● RECORDS TO USE
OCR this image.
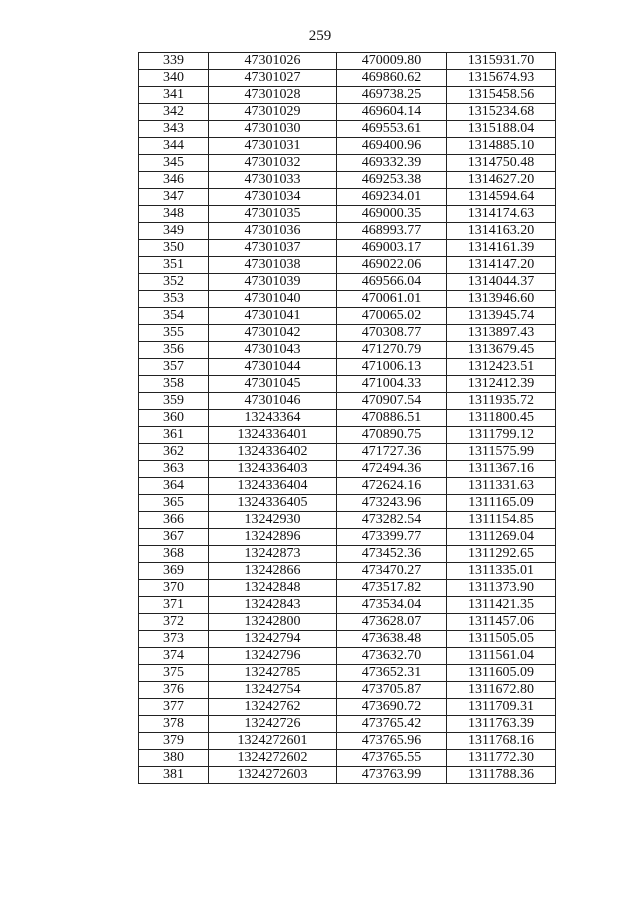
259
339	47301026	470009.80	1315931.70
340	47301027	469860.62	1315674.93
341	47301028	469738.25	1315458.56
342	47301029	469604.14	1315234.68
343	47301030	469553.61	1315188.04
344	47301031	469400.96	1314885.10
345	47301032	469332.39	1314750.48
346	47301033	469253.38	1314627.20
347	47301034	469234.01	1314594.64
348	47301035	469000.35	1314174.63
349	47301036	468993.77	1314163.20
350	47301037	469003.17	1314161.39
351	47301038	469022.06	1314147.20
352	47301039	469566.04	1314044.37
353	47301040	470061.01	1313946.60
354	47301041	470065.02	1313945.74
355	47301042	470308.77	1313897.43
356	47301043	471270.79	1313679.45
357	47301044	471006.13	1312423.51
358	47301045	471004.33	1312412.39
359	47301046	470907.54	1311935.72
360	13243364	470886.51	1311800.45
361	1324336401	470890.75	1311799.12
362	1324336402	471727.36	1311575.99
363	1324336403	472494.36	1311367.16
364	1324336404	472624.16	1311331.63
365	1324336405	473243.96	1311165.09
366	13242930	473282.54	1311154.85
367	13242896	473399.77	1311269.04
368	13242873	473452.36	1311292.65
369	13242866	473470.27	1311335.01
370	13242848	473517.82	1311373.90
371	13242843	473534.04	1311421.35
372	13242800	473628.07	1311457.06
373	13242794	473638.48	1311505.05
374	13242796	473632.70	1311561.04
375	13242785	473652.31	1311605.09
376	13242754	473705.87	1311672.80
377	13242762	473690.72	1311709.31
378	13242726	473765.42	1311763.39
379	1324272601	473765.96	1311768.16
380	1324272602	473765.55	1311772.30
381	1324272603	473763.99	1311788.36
* * *
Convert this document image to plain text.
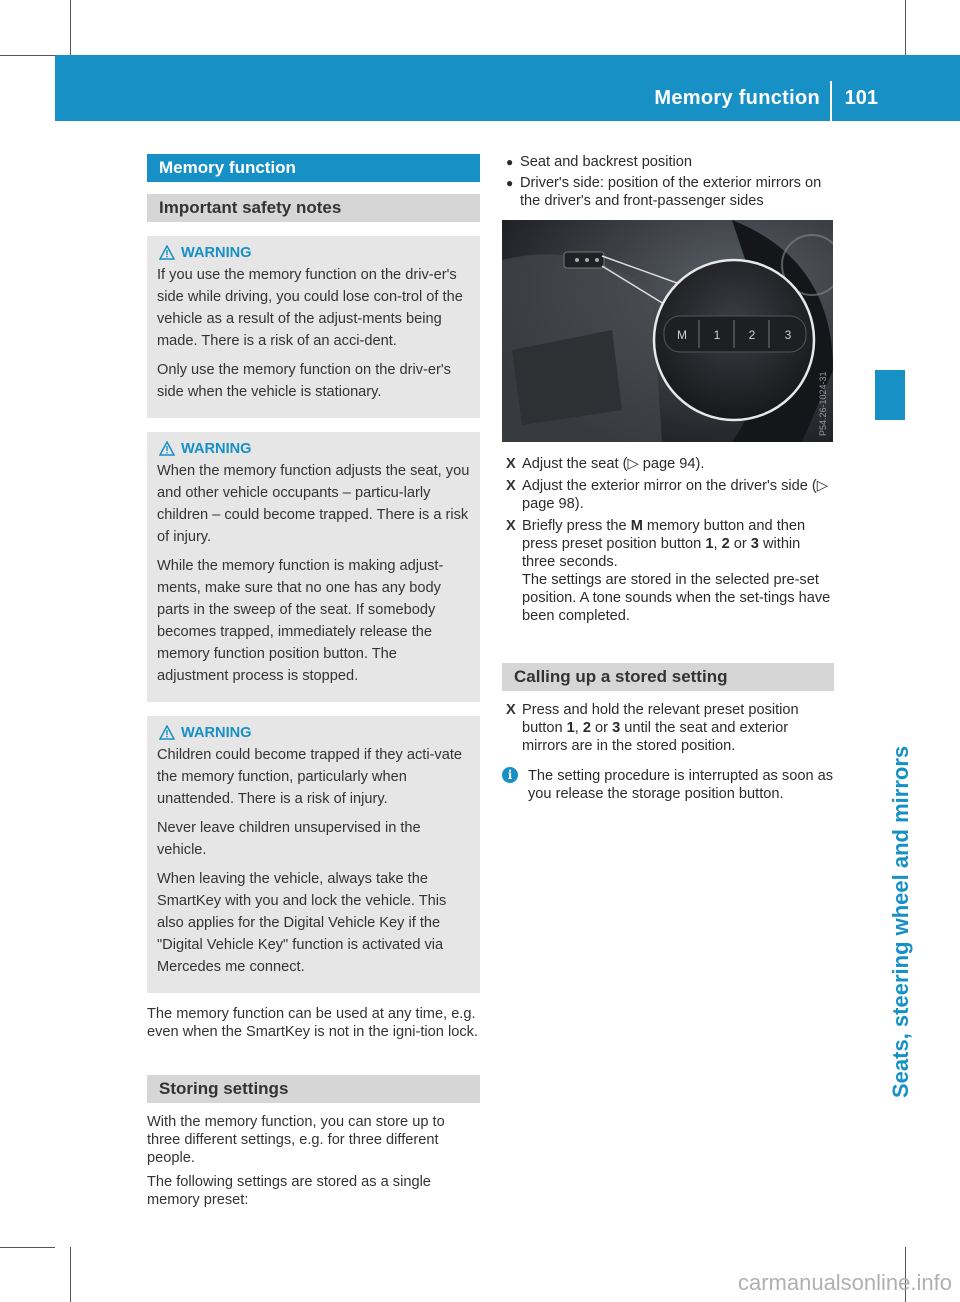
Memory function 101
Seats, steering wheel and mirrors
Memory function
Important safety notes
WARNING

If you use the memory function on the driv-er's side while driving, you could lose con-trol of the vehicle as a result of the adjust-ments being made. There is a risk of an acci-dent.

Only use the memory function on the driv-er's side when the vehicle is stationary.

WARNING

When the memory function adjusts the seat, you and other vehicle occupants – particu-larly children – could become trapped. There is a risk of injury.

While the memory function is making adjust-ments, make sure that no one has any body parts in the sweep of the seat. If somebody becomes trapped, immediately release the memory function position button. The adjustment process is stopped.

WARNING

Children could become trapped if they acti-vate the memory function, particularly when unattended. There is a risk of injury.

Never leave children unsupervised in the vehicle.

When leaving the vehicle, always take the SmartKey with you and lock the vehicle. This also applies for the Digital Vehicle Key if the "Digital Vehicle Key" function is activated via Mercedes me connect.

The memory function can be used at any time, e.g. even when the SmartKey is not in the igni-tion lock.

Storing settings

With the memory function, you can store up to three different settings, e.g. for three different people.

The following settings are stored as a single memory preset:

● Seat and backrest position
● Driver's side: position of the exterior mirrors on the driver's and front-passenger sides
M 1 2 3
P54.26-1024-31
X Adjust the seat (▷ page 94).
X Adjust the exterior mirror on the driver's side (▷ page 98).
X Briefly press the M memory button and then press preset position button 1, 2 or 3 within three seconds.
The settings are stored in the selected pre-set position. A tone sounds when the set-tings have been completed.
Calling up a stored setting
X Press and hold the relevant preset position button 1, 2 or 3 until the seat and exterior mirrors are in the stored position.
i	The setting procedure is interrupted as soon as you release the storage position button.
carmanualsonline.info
==
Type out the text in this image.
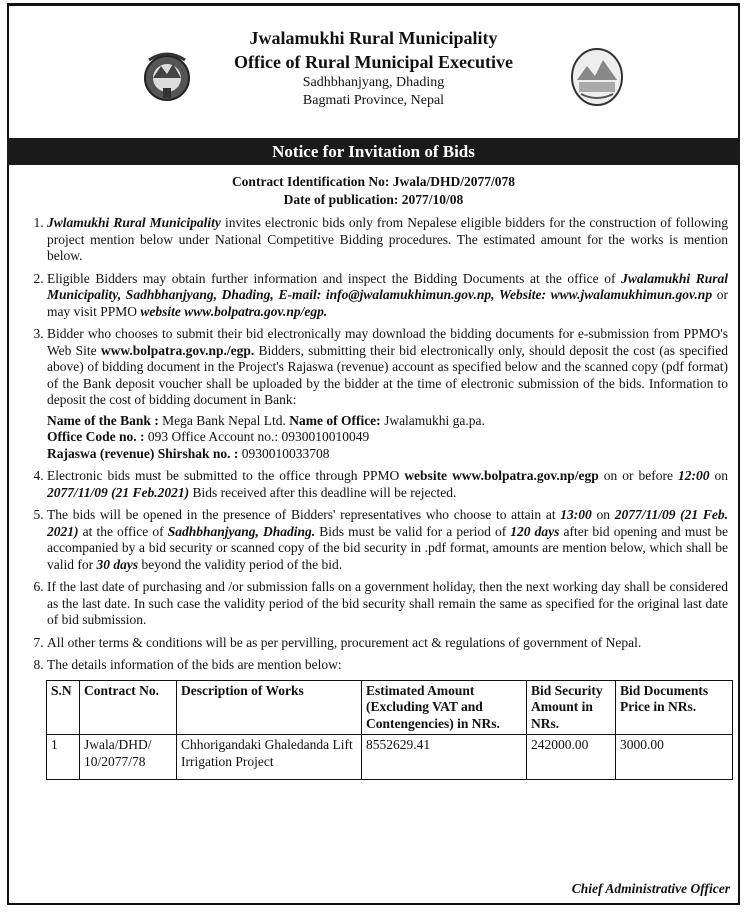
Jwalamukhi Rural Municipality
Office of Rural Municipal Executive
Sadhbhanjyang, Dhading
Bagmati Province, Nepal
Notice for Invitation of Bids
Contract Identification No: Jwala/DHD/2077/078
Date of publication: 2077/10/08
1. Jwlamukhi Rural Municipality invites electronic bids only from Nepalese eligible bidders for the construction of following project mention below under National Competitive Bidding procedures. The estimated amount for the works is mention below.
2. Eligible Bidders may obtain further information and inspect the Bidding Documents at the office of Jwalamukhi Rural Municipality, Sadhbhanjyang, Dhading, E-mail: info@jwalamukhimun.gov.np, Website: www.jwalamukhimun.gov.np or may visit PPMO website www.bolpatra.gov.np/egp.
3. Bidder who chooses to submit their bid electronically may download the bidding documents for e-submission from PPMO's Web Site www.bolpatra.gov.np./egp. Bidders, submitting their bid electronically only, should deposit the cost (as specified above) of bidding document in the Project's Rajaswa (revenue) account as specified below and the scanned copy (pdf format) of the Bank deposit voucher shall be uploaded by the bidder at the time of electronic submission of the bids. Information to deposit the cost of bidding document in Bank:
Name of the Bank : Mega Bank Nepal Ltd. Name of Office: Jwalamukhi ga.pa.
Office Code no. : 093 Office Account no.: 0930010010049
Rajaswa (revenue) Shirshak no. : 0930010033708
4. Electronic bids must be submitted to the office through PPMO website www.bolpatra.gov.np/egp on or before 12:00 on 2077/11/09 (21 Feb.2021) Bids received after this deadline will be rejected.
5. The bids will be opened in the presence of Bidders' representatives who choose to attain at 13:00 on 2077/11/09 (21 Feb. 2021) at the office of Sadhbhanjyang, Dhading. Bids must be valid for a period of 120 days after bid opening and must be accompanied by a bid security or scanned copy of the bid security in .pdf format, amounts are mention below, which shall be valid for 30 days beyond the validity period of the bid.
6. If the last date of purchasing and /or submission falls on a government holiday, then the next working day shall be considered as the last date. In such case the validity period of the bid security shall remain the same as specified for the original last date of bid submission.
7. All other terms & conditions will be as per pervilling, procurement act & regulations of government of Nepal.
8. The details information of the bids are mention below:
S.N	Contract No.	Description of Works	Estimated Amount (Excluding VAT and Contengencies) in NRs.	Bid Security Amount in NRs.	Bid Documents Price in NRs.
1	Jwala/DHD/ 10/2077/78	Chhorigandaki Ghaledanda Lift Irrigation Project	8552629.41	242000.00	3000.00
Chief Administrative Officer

● PROBLEM REQUIREMENTS
Pull out every line holding "text" from the records above, and copy it.

● REPLY TO THE EXERCISE
Convert this document image to plain text.
Type out the text in this image.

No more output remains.